§ **WORK REQUEST**
Retype the whole listing below, character for character.

§ **MATERIAL PROVIDED**
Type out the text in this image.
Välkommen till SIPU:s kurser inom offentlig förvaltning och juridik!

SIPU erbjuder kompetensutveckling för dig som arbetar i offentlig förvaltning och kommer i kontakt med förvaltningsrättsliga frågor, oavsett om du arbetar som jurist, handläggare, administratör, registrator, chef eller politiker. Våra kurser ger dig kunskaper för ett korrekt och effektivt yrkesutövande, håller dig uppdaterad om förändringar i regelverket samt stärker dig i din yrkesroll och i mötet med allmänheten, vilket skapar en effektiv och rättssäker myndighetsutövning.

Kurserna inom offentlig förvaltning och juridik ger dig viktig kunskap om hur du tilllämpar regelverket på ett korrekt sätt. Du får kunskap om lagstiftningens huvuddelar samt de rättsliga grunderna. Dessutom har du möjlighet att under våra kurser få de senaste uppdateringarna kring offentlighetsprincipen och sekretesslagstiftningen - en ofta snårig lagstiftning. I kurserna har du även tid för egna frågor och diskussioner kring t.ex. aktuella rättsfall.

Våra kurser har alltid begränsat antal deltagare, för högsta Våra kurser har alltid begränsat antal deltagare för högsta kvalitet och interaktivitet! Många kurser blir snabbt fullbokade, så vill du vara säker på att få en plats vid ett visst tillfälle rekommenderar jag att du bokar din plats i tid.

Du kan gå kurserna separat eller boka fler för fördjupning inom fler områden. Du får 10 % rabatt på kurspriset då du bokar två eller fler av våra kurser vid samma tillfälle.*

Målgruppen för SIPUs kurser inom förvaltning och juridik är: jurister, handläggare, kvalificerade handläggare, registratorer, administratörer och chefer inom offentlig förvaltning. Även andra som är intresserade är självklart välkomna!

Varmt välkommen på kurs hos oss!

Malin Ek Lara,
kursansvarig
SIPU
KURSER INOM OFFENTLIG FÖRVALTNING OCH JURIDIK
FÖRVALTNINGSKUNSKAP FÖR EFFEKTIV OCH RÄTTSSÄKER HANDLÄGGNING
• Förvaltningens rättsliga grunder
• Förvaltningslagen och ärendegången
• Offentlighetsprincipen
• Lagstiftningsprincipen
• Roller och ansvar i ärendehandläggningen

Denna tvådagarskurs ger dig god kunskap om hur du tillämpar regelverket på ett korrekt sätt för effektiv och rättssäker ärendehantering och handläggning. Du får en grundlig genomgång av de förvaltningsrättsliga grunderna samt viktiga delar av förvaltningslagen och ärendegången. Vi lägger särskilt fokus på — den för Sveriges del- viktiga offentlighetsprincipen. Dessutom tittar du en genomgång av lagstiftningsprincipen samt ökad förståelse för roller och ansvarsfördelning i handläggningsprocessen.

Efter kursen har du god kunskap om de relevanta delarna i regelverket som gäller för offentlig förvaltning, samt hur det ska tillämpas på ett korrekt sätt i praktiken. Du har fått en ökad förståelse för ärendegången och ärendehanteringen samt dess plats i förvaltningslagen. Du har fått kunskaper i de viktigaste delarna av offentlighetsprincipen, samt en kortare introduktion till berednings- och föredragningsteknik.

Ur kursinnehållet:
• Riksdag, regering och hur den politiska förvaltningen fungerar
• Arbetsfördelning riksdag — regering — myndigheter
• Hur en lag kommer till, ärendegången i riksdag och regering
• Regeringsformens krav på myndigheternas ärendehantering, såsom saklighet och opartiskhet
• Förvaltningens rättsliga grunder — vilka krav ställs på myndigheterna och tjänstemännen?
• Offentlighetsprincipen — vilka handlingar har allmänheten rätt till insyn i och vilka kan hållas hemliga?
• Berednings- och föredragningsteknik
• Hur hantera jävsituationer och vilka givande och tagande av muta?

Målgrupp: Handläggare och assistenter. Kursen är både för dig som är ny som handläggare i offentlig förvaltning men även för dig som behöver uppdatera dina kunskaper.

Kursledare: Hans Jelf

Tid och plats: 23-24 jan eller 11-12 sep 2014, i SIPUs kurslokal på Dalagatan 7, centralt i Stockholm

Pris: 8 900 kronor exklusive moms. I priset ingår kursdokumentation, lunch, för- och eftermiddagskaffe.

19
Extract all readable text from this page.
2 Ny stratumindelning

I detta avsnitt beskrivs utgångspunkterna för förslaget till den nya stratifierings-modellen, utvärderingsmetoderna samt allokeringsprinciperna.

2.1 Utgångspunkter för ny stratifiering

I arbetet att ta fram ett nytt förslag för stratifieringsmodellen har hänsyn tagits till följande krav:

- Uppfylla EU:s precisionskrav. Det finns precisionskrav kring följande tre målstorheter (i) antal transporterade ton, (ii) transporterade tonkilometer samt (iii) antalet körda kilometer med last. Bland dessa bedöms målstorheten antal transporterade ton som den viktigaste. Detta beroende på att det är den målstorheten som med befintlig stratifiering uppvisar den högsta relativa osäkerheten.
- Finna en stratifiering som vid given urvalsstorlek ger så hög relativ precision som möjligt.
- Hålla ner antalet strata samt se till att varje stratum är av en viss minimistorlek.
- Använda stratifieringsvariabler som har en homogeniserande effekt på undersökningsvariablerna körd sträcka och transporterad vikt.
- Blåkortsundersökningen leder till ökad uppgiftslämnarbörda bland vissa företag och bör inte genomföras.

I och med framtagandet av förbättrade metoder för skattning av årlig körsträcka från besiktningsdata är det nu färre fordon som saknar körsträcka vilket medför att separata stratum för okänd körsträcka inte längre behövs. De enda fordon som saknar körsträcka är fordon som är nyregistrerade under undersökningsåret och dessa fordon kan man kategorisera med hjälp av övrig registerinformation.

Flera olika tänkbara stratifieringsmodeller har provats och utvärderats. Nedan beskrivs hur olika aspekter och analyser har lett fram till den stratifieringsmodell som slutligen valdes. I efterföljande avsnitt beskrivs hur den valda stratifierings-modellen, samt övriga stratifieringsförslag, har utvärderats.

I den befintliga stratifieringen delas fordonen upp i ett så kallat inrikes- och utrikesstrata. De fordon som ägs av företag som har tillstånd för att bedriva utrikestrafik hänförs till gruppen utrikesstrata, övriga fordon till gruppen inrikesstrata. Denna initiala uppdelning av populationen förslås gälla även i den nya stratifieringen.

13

§ **RESPONSE**
Type out the text in this image.
Välkommen till SIPU:s kurser inom offentlig förvaltning och juridik!

SIPU erbjuder kompetensutveckling för dig som arbetar i offentlig förvaltning och kommer i kontakt med förvaltningsrättsliga frågor, oavsett om du arbetar som jurist, handläggare, administratör, registrator, chef eller politiker. Våra kurser ger dig kunskaper för ett korrekt och effektivt yrkesutövande, håller dig uppdaterad om förändringar i regelverket samt stärker dig i din yrkesroll och i mötet med allmänheten, vilket skapar en effektiv och rättssäker myndighetsutövning.

Kurserna inom offentlig förvaltning och juridik ger dig viktig kunskap om hur du tilllämpar regelverket på ett korrekt sätt. Du får kunskap om lagstiftningens huvuddelar samt de rättsliga grunderna. Dessutom har du möjlighet att under våra kurser få de senaste uppdateringarna kring offentlighetsprincipen och sekretesslagstiftningen - en ofta snårig lagstiftning. I kurserna har du även tid för egna frågor och diskussioner kring t.ex. aktuella rättsfall.

Våra kurser har alltid begränsat antal deltagare, för högsta Våra kurser har alltid begränsat antal deltagare för högsta kvalitet och interaktivitet! Många kurser blir snabbt fullbokade, så vill du vara säker på att få en plats vid ett visst tillfälle rekommenderar jag att du bokar din plats i tid.

Du kan gå kurserna separat eller boka fler för fördjupning inom fler områden. Du får 10 % rabatt på kurspriset då du bokar två eller fler av våra kurser vid samma tillfälle.*

Målgruppen för SIPUs kurser inom förvaltning och juridik är: jurister, handläggare, kvalificerade handläggare, registratorer, administratörer och chefer inom offentlig förvaltning. Även andra som är intresserade är självklart välkomna!

Varmt välkommen på kurs hos oss!

Malin Ek Lara,
kursansvarig
SIPU
KURSER INOM OFFENTLIG FÖRVALTNING OCH JURIDIK
FÖRVALTNINGSKUNSKAP FÖR EFFEKTIV OCH RÄTTSSÄKER HANDLÄGGNING
• Förvaltningens rättsliga grunder
• Förvaltningslagen och ärendegången
• Offentlighetsprincipen
• Lagstiftningsprincipen
• Roller och ansvar i ärendehandläggningen

Denna tvådagarskurs ger dig god kunskap om hur du tillämpar regelverket på ett korrekt sätt för effektiv och rättssäker ärendehantering och handläggning. Du får en grundlig genomgång av de förvaltningsrättsliga grunderna samt viktiga delar av förvaltningslagen och ärendegången. Vi lägger särskilt fokus på — den för Sveriges del- viktiga offentlighetsprincipen. Dessutom tittar du en genomgång av lagstiftningsprincipen samt ökad förståelse för roller och ansvarsfördelning i handläggningsprocessen.

Efter kursen har du god kunskap om de relevanta delarna i regelverket som gäller för offentlig förvaltning, samt hur det ska tillämpas på ett korrekt sätt i praktiken. Du har fått en ökad förståelse för ärendegången och ärendehanteringen samt dess plats i förvaltningslagen. Du har fått kunskaper i de viktigaste delarna av offentlighetsprincipen, samt en kortare introduktion till berednings- och föredragningsteknik.

Ur kursinnehållet:
• Riksdag, regering och hur den politiska förvaltningen fungerar
• Arbetsfördelning riksdag — regering — myndigheter
• Hur en lag kommer till, ärendegången i riksdag och regering
• Regeringsformens krav på myndigheternas ärendehantering, såsom saklighet och opartiskhet
• Förvaltningens rättsliga grunder — vilka krav ställs på myndigheterna och tjänstemännen?
• Offentlighetsprincipen — vilka handlingar har allmänheten rätt till insyn i och vilka kan hållas hemliga?
• Berednings- och föredragningsteknik
• Hur hantera jävsituationer och vilka givande och tagande av muta?

Målgrupp: Handläggare och assistenter. Kursen är både för dig som är ny som handläggare i offentlig förvaltning men även för dig som behöver uppdatera dina kunskaper.

Kursledare: Hans Jelf

Tid och plats: 23-24 jan eller 11-12 sep 2014, i SIPUs kurslokal på Dalagatan 7, centralt i Stockholm

Pris: 8 900 kronor exklusive moms. I priset ingår kursdokumentation, lunch, för- och eftermiddagskaffe.

19
Extract all readable text from this page.
2 Ny stratumindelning

I detta avsnitt beskrivs utgångspunkterna för förslaget till den nya stratifierings-modellen, utvärderingsmetoderna samt allokeringsprinciperna.

2.1 Utgångspunkter för ny stratifiering

I arbetet att ta fram ett nytt förslag för stratifieringsmodellen har hänsyn tagits till följande krav:

- Uppfylla EU:s precisionskrav. Det finns precisionskrav kring följande tre målstorheter (i) antal transporterade ton, (ii) transporterade tonkilometer samt (iii) antalet körda kilometer med last. Bland dessa bedöms målstorheten antal transporterade ton som den viktigaste. Detta beroende på att det är den målstorheten som med befintlig stratifiering uppvisar den högsta relativa osäkerheten.
- Finna en stratifiering som vid given urvalsstorlek ger så hög relativ precision som möjligt.
- Hålla ner antalet strata samt se till att varje stratum är av en viss minimistorlek.
- Använda stratifieringsvariabler som har en homogeniserande effekt på undersökningsvariablerna körd sträcka och transporterad vikt.
- Blåkortsundersökningen leder till ökad uppgiftslämnarbörda bland vissa företag och bör inte genomföras.

I och med framtagandet av förbättrade metoder för skattning av årlig körsträcka från besiktningsdata är det nu färre fordon som saknar körsträcka vilket medför att separata stratum för okänd körsträcka inte längre behövs. De enda fordon som saknar körsträcka är fordon som är nyregistrerade under undersökningsåret och dessa fordon kan man kategorisera med hjälp av övrig registerinformation.

Flera olika tänkbara stratifieringsmodeller har provats och utvärderats. Nedan beskrivs hur olika aspekter och analyser har lett fram till den stratifieringsmodell som slutligen valdes. I efterföljande avsnitt beskrivs hur den valda stratifierings-modellen, samt övriga stratifieringsförslag, har utvärderats.

I den befintliga stratifieringen delas fordonen upp i ett så kallat inrikes- och utrikesstrata. De fordon som ägs av företag som har tillstånd för att bedriva utrikestrafik hänförs till gruppen utrikesstrata, övriga fordon till gruppen inrikesstrata. Denna initiala uppdelning av populationen förslås gälla även i den nya stratifieringen.

13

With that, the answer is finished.